## start Given data

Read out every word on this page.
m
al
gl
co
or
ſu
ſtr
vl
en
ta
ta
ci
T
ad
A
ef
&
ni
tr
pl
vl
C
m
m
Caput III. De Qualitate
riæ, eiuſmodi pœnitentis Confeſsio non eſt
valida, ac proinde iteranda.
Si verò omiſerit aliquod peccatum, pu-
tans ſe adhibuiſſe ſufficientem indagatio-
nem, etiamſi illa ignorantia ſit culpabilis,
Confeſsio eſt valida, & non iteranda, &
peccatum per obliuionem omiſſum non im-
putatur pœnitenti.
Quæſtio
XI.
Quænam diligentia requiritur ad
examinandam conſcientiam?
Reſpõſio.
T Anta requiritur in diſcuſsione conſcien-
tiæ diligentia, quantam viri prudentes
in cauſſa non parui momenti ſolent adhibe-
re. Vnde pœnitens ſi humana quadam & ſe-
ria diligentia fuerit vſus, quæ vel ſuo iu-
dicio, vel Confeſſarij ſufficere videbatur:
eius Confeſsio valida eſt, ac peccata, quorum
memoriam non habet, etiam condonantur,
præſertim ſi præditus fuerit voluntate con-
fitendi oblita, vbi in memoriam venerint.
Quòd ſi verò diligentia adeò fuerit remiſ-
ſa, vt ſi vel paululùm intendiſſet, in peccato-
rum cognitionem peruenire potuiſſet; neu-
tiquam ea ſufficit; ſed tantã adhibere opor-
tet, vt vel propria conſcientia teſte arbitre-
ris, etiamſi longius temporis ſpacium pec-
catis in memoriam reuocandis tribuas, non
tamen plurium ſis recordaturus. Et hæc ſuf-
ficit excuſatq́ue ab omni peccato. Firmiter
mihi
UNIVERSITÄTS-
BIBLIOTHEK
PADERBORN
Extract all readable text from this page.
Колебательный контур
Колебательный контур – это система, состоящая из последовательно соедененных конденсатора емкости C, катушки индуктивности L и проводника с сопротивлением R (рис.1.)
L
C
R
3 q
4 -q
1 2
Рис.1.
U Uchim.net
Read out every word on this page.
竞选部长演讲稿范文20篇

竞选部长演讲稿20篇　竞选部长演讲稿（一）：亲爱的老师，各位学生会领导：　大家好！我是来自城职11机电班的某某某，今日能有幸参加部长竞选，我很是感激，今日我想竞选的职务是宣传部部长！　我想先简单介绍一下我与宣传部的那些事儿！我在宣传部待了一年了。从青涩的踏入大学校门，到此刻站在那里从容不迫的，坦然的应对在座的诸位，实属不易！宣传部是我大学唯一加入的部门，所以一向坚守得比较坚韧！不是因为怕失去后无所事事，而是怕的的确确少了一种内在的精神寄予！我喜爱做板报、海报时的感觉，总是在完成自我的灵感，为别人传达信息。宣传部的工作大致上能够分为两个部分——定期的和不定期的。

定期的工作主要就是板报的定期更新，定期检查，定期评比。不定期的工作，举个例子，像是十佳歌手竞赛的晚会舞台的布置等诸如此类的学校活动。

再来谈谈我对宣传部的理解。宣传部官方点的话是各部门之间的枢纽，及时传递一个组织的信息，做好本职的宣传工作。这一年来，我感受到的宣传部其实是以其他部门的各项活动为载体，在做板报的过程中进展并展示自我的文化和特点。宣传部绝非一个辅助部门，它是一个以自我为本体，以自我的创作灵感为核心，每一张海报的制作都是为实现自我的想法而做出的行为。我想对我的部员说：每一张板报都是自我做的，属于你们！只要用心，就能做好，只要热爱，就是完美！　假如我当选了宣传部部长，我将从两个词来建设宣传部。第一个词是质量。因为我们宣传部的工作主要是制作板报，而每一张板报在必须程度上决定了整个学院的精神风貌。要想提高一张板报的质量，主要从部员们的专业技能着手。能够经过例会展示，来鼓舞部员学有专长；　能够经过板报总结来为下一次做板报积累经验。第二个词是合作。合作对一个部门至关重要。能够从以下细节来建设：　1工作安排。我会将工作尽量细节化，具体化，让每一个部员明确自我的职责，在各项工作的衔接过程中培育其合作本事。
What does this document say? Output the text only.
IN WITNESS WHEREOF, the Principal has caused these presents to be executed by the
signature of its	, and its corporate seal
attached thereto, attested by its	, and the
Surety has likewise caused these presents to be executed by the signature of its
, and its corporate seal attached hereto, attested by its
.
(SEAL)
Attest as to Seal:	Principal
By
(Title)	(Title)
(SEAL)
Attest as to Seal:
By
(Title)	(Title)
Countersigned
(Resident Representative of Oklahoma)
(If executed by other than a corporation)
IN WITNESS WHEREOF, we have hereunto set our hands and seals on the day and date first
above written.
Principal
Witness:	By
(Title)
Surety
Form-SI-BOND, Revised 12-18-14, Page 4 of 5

## end Given data

### [Exercise objective]
Return each line of the listing that holds the string "signature".

### [Answer for the task]
signature of its	, and its corporate seal
Surety has likewise caused these presents to be executed by the signature of its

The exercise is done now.